**The problem:** Extract each line where the string "title" shows up.

(Dataset entries on figures)
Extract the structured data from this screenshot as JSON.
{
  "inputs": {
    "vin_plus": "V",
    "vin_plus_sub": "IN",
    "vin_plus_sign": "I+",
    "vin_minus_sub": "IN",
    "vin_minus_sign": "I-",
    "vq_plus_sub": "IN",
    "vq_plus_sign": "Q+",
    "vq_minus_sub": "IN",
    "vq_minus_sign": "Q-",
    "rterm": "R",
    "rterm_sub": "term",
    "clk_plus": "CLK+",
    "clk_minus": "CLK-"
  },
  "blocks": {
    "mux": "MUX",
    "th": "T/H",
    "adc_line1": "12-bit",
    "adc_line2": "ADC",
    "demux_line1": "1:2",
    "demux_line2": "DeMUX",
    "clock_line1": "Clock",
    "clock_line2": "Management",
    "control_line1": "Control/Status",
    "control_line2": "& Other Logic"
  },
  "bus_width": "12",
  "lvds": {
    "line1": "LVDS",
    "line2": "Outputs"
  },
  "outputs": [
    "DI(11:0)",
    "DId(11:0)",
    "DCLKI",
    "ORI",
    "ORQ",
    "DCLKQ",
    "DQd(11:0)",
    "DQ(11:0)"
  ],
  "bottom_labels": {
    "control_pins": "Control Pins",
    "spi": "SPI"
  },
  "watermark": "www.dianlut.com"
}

* * *

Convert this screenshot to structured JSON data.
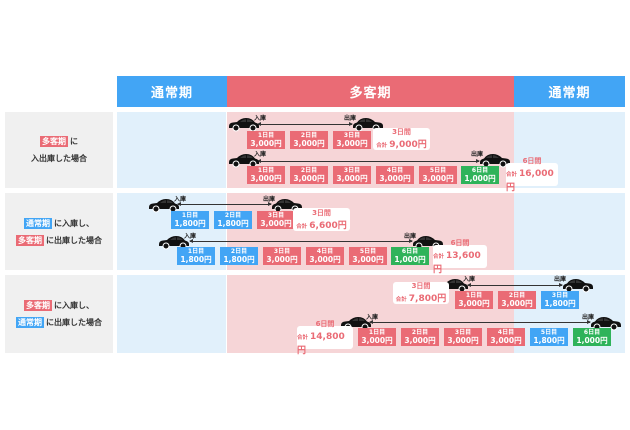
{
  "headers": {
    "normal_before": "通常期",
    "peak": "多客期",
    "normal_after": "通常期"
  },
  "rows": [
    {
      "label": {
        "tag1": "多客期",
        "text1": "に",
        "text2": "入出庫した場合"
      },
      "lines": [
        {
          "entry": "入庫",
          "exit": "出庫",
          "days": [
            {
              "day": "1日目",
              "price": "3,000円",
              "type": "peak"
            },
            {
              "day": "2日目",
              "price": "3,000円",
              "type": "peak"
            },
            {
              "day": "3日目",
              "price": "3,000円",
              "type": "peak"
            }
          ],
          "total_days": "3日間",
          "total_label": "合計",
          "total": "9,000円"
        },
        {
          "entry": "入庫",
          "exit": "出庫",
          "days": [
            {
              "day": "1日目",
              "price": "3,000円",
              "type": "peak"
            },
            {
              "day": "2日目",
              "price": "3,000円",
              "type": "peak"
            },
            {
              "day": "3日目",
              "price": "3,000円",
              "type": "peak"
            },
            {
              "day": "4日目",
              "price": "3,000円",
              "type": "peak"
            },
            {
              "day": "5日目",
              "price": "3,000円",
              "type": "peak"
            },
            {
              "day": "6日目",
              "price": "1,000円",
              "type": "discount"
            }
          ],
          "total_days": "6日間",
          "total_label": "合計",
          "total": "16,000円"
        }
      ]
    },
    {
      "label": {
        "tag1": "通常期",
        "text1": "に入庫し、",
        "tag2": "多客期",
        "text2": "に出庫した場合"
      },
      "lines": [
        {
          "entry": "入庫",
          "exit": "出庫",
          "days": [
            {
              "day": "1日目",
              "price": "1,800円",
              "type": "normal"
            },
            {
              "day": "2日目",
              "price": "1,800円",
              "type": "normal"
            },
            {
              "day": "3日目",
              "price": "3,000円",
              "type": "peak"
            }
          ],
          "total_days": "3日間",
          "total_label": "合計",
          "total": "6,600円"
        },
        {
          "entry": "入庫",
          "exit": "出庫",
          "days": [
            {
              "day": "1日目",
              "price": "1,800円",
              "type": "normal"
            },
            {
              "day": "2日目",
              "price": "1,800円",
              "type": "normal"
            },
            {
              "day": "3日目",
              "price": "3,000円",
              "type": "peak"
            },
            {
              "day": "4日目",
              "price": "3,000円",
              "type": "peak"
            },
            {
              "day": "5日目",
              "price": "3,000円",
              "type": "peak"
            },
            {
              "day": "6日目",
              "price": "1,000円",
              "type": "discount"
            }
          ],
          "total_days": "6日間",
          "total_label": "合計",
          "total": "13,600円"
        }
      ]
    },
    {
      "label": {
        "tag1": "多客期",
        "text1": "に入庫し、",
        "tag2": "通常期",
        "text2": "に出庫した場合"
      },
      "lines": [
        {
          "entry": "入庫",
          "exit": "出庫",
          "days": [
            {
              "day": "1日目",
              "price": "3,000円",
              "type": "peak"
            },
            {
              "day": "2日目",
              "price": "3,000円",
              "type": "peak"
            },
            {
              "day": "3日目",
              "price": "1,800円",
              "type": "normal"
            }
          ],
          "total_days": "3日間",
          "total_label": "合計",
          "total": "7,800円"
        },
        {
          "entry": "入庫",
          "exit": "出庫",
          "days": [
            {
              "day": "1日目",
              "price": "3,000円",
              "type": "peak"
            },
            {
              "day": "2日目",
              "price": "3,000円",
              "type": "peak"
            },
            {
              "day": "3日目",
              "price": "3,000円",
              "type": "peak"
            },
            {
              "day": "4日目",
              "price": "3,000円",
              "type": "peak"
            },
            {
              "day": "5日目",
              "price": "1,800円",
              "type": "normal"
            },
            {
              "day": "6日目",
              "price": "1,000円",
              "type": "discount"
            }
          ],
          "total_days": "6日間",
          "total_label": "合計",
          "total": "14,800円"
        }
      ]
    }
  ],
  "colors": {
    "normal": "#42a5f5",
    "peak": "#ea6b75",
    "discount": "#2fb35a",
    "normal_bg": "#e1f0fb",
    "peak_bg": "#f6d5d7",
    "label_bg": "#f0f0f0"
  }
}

...

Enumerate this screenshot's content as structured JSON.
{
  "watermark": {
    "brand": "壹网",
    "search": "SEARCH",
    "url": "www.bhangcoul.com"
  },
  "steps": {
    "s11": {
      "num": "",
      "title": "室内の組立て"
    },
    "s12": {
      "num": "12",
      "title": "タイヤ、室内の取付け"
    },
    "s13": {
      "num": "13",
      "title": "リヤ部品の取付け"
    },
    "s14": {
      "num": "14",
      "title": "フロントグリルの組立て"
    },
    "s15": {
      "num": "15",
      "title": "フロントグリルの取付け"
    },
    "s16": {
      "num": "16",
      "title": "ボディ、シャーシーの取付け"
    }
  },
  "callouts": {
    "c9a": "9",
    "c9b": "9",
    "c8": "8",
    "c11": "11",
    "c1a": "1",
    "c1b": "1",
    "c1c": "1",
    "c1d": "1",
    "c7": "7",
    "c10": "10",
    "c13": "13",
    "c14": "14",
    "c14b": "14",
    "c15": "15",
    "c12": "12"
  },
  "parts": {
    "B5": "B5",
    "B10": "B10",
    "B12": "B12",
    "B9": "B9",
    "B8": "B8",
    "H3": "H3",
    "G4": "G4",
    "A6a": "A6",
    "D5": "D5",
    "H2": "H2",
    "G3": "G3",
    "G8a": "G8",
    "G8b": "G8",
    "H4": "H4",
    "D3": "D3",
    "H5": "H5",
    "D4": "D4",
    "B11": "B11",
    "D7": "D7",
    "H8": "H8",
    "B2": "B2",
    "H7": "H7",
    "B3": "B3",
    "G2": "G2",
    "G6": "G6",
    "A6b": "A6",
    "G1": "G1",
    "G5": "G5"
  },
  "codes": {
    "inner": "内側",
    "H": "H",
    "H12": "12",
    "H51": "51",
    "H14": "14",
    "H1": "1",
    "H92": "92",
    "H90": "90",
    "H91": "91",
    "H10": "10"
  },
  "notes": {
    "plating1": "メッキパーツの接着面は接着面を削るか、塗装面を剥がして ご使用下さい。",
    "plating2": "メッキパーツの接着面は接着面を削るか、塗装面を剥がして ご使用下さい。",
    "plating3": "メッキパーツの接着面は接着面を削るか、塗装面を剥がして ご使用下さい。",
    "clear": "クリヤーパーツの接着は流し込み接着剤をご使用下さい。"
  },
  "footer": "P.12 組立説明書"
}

**Written answer:**
      "title": "室内の組立て"
      "title": "タイヤ、室内の取付け"
      "title": "リヤ部品の取付け"
      "title": "フロントグリルの組立て"
      "title": "フロントグリルの取付け"
      "title": "ボディ、シャーシーの取付け"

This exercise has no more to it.